The Symbolism of Wine in Ancient Christian Texts

Ah, the myriad tastes of wine. At once the drink of Bacchae and of Christians. Somehow the symbol of the blood of Jesus is also the source of so much debauchery. In ancient Christian texts, wine takes on roles both holy and unholy, fleshly and divine. This seeming contradiction is apparent in the Gnostic codices found at Nag Hammadi. Gnosticism is an early unorthodox Christian sect, with most of its scriptures dating from the first two centuries A.D. Gnostics believe that the way to salvation is through the attainment of hidden knowledge, or gnosis, which is often associated with fullness and “good” intoxication. At the same time the animal-like state of ignorance is also associated with intoxication, but of a different sort. Ancient Christian texts, including both Gnostic and more canonical works, differentiate between two kinds of wine: the mortal wine that causes a person to forget his divine nature, and the “true wine” that helps him shed the flesh and reunite with God the Father.

» Records provided:

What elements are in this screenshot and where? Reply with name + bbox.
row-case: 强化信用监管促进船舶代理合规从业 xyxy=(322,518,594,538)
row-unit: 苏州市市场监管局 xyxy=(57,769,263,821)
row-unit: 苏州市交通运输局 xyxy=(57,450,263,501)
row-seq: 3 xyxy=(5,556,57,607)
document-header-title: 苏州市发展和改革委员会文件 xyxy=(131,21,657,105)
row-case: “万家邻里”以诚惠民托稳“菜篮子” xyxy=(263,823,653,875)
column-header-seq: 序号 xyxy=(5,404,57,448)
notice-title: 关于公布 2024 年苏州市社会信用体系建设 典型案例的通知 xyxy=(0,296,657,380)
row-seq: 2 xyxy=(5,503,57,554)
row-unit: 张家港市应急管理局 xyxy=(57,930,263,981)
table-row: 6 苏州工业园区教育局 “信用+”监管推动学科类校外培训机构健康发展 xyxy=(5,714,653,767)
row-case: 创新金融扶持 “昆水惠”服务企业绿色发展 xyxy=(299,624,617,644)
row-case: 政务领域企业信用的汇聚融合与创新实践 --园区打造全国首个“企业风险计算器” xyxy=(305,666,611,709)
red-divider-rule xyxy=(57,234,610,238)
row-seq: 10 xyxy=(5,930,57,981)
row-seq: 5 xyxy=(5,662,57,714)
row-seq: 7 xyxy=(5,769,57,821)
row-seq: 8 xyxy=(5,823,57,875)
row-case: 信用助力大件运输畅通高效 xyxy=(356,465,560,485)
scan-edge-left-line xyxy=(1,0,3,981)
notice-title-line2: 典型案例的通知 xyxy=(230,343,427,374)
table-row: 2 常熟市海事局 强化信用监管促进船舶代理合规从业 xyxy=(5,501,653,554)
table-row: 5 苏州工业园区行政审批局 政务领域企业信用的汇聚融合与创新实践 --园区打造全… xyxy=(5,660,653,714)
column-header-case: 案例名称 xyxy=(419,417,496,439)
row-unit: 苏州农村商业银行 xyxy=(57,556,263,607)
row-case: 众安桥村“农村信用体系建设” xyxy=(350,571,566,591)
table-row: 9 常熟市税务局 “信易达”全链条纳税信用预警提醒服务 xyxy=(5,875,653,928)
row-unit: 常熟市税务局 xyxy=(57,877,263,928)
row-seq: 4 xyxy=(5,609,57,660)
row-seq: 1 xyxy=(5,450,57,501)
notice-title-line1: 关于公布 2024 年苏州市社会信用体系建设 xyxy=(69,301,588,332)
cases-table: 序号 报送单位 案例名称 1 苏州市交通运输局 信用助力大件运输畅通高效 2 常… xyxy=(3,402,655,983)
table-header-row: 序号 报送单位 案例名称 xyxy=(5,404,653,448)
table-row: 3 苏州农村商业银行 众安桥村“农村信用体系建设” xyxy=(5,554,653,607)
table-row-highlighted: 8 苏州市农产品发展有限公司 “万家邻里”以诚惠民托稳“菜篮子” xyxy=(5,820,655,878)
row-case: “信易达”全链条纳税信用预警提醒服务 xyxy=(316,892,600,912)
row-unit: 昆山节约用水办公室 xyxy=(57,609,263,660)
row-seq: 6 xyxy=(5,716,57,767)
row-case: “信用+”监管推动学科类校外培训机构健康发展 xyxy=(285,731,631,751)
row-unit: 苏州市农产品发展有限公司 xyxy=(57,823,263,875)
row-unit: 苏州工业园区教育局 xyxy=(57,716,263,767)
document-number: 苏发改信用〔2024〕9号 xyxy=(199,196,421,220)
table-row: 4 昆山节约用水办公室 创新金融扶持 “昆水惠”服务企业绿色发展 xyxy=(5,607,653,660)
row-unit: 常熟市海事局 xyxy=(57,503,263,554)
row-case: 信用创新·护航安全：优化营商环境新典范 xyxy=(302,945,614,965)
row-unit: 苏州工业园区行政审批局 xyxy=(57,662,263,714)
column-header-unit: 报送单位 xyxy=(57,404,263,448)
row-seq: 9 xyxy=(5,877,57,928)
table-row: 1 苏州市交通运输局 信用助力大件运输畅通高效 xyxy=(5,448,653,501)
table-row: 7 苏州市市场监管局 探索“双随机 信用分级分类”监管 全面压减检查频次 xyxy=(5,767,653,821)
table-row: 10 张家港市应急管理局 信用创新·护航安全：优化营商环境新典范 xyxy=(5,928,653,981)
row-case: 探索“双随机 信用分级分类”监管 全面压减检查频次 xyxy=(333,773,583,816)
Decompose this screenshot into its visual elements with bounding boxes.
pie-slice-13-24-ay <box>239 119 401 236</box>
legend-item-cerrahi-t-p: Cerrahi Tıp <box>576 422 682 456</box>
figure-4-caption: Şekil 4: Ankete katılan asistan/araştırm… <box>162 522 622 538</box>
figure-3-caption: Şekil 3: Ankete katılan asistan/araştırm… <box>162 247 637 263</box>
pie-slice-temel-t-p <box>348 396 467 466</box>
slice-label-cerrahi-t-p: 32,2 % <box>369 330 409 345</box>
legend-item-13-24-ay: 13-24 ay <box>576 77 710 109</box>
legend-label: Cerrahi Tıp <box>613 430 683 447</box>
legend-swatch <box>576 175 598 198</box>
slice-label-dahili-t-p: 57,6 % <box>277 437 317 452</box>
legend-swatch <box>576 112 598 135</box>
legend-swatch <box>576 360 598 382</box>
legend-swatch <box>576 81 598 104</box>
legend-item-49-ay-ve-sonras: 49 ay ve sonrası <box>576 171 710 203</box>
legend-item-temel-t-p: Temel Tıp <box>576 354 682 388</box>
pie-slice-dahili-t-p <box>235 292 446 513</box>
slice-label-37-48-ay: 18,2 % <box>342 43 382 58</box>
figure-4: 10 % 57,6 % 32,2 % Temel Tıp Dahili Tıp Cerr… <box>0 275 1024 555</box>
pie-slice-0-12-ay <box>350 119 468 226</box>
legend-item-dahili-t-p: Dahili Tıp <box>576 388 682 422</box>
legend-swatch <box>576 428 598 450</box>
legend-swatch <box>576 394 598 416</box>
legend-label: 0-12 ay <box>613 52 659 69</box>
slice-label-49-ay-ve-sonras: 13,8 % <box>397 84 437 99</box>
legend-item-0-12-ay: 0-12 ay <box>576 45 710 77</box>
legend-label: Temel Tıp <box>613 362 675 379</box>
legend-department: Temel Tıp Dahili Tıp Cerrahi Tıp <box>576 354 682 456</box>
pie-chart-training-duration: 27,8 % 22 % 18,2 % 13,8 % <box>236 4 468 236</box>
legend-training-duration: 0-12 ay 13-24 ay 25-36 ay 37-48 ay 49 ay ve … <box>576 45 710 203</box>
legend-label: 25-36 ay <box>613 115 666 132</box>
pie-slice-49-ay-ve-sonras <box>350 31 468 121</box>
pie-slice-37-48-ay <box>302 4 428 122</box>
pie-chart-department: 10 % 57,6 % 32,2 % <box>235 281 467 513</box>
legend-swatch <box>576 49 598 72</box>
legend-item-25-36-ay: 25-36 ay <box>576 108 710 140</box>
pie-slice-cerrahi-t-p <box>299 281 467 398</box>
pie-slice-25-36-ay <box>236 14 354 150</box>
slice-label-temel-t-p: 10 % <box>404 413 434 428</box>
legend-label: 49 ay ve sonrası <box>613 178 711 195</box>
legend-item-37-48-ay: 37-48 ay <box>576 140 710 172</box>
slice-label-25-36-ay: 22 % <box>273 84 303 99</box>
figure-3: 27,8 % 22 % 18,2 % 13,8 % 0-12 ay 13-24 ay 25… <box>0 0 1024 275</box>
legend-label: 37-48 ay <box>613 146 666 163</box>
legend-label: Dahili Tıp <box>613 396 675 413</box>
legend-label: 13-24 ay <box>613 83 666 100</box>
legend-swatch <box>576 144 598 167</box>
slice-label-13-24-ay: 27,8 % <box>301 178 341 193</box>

» Work to do:
a – In the rows, rename "row-unit" to "row-agency" in everything from the start down to the line containing "document-header-title: 苏州市发展和改革委员会文件 xyxy=(131,21,657,105)", changing nothing else. Return only those lines.
b – Take the passage on wine symbolism further, picking up after its final sentence.
The rows and the passage on wine symbolism come from unrelated sources.

» The results:
a –
What elements are in this screenshot and where? Reply with name + bbox.
row-case: 强化信用监管促进船舶代理合规从业 xyxy=(322,518,594,538)
row-agency: 苏州市市场监管局 xyxy=(57,769,263,821)
row-agency: 苏州市交通运输局 xyxy=(57,450,263,501)
row-seq: 3 xyxy=(5,556,57,607)
document-header-title: 苏州市发展和改革委员会文件 xyxy=(131,21,657,105)

b –
According to the Gnostics, the world we live in is essentially an illusion. It is the realm of the manifest, where the Father is revealed in a multiplicity of bodily forms. “The Holy Spirit is in the revealed: it is below. It is in the concealed: it is above” [Philip]. The Gnostic heaven, the Kingdom, is the true state of God in his completeness. He is hidden from us on the material plane, although our true selves, our souls, are actually part of the Father. “For who is it who exists if it is not the Father himself? All the spaces are his emanations. They knew that they stem from him as children from a perfect man” [Truth]. We relentlessly search for the true way to live, but many are misled by the revealed world, and “in their error, have committed sin.” [Truth]

There are actually three parts to every person in Gnostic metaphysics: the spirit, the soul, and the body. The spirit is the divine self, the part that is unified with the Father. The body is the bestial self, full of earthly desires and passions. The soul is the rational and psychological self that we most often identify as “ourselves,” and it is this part that connects the other two. “For without the soul, the body does not sin, just as the soul is not saved without the spirit” [James]. It is the soul that sins by choosing the flesh over the Father, and it is the soul that can be saved by looking inward and finding that spirit which is the little bit of God within him.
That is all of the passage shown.